» What is expected:
Find every line with the word "data". Copy those lines.

-- start of Excerpted records --

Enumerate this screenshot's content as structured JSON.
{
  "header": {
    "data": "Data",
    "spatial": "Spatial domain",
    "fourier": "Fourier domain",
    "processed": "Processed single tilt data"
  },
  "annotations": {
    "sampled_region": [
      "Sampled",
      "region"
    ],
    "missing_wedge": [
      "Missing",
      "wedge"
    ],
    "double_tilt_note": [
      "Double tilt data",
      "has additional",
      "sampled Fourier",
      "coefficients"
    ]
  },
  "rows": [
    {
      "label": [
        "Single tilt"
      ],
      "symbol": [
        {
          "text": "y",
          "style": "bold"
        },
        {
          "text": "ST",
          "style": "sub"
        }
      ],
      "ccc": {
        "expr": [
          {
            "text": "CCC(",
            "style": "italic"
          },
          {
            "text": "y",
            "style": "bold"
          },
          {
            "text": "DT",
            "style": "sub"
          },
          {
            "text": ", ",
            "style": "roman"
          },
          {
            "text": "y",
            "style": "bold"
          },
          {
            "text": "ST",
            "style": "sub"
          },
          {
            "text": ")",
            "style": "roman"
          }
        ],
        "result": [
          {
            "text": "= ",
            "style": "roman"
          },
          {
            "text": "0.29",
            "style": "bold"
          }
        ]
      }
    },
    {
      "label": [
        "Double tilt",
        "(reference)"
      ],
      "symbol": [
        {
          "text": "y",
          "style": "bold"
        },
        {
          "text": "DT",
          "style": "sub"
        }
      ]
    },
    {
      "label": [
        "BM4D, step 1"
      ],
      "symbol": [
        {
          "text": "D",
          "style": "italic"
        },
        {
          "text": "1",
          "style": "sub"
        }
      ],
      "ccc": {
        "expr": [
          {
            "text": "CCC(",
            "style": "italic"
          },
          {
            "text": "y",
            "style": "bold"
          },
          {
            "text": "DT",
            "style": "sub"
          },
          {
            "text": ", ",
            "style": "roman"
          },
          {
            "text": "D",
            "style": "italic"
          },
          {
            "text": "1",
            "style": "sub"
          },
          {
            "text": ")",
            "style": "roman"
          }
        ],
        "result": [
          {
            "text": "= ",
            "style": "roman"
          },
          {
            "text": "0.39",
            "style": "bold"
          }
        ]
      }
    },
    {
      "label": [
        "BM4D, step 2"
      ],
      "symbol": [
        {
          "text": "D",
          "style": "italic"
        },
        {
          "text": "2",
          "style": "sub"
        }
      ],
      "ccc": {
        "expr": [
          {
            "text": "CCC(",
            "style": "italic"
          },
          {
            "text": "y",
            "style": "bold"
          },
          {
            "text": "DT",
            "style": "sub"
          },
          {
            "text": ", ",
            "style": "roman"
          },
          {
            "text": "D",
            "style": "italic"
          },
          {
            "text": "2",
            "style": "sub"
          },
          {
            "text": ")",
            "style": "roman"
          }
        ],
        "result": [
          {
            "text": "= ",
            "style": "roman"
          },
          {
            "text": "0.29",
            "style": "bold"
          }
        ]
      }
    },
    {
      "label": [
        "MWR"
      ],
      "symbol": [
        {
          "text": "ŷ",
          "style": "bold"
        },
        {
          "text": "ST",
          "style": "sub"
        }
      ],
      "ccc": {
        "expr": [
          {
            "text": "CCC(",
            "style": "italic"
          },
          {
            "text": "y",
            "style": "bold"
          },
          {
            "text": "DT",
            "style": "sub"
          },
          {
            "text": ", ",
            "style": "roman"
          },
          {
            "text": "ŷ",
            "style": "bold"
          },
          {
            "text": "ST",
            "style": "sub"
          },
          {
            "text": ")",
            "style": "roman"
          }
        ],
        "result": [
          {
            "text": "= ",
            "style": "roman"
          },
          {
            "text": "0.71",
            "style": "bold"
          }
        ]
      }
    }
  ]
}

-- end of Excerpted records --

» The response:
    "data": "Data",
    "processed": "Processed single tilt data"
      "Double tilt data",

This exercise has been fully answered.